──────── Dataset records

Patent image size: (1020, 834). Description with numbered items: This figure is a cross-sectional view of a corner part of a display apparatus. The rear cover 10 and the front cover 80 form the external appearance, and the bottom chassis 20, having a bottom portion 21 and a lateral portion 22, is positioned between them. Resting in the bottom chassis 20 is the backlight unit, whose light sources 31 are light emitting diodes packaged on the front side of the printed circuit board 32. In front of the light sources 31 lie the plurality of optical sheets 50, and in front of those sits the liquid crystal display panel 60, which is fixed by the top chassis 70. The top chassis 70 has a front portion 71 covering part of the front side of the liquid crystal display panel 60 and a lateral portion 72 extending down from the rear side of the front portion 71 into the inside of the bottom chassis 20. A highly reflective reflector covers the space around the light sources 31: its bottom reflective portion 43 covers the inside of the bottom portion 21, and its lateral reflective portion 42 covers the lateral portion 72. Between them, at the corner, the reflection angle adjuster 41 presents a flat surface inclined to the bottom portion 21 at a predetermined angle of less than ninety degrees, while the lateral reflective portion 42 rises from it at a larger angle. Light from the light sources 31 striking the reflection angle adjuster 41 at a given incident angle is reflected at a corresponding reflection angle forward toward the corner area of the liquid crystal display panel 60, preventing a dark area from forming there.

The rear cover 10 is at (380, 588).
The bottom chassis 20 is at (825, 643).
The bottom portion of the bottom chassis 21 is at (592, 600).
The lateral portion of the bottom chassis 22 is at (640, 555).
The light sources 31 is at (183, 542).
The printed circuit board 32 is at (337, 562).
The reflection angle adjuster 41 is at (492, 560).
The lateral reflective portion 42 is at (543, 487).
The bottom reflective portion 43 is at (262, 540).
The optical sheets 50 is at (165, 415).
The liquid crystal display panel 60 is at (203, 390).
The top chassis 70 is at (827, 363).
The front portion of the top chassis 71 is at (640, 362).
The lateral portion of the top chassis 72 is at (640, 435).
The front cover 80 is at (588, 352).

────────────────
──────── Dataset records

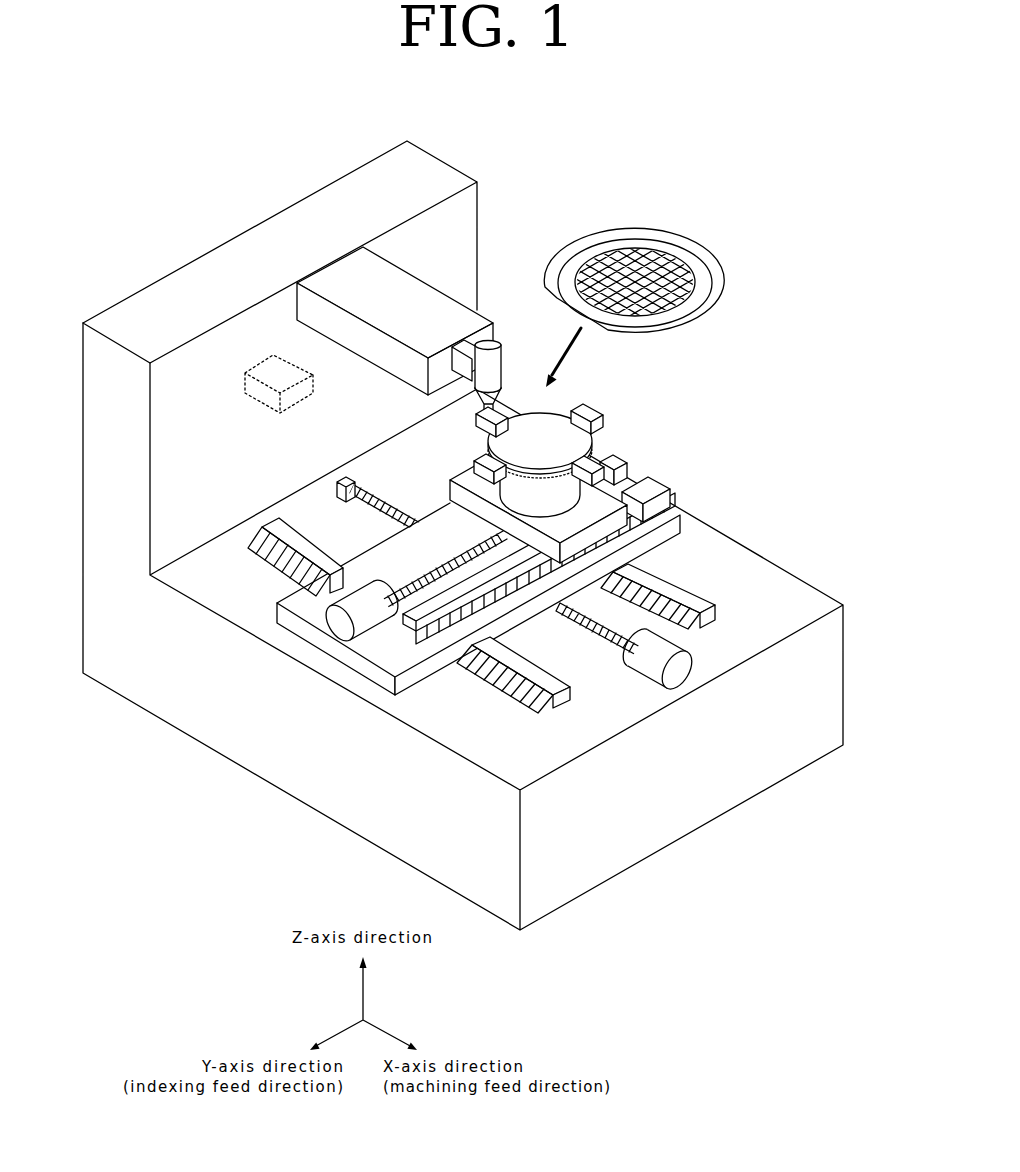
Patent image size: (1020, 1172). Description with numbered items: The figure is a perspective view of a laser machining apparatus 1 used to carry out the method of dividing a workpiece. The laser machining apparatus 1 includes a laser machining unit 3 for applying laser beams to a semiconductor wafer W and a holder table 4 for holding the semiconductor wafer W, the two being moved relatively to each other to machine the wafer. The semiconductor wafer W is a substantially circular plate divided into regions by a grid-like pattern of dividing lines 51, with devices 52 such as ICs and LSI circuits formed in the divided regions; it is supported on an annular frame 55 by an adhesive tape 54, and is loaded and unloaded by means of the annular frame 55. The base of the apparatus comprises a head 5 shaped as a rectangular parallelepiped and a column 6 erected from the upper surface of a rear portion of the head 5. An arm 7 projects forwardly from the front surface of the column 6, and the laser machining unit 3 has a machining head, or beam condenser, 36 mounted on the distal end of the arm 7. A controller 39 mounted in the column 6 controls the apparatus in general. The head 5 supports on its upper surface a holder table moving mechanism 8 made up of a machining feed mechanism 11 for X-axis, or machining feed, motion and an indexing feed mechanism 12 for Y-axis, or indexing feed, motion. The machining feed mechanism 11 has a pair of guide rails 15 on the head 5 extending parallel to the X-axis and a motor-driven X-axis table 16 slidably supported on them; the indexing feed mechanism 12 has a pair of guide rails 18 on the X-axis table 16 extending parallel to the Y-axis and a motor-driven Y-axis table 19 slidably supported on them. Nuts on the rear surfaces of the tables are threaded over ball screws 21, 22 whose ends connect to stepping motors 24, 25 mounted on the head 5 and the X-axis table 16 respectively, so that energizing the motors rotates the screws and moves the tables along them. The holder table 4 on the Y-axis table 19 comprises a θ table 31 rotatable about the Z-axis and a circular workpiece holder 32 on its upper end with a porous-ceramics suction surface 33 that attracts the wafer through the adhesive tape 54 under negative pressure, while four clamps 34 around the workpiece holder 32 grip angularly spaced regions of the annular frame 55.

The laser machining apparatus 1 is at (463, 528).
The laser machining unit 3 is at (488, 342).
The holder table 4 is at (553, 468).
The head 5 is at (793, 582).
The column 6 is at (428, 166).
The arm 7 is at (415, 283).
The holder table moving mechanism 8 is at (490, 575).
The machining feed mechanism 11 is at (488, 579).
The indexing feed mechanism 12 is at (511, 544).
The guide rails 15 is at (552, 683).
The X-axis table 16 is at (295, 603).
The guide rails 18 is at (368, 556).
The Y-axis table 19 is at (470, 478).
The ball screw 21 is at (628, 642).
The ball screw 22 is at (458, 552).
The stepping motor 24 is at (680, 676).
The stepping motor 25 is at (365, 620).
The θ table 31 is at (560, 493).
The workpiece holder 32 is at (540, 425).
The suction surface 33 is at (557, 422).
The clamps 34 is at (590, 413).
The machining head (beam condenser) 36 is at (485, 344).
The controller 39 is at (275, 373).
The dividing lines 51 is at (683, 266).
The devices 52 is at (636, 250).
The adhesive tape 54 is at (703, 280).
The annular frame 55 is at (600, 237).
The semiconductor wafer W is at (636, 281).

────────────────

Exercise task.
Lay out everything from the line containing "Patent image size: (1020, 834)." down to the line containing "The lateral reflective portion 42 is" as a numbered list, leaving out any blank lines.

Solution for this problem.
1. Patent image size: (1020, 834). Description with numbered items: This figure is a cross-sectional view of a corner part of a display apparatus. The rear cover 10 and the front cover 80 form the external appearance, and the bottom chassis 20, having a bottom portion 21 and a lateral portion 22, is positioned between them. Resting in the bottom chassis 20 is the backlight unit, whose light sources 31 are light emitting diodes packaged on the front side of the printed circuit board 32. In front of the light sources 31 lie the plurality of optical sheets 50, and in front of those sits the liquid crystal display panel 60, which is fixed by the top chassis 70. The top chassis 70 has a front portion 71 covering part of the front side of the liquid crystal display panel 60 and a lateral portion 72 extending down from the rear side of the front portion 71 into the inside of the bottom chassis 20. A highly reflective reflector covers the space around the light sources 31: its bottom reflective portion 43 covers the inside of the bottom portion 21, and its lateral reflective portion 42 covers the lateral portion 72. Between them, at the corner, the reflection angle adjuster 41 presents a flat surface inclined to the bottom portion 21 at a predetermined angle of less than ninety degrees, while the lateral reflective portion 42 rises from it at a larger angle. Light from the light sources 31 striking the reflection angle adjuster 41 at a given incident angle is reflected at a corresponding reflection angle forward toward the corner area of the liquid crystal display panel 60, preventing a dark area from forming there.
2. The rear cover 10 is at (380, 588).
3. The bottom chassis 20 is at (825, 643).
4. The bottom portion of the bottom chassis 21 is at (592, 600).
5. The lateral portion of the bottom chassis 22 is at (640, 555).
6. The light sources 31 is at (183, 542).
7. The printed circuit board 32 is at (337, 562).
8. The reflection angle adjuster 41 is at (492, 560).
9. The lateral reflective portion 42 is at (543, 487).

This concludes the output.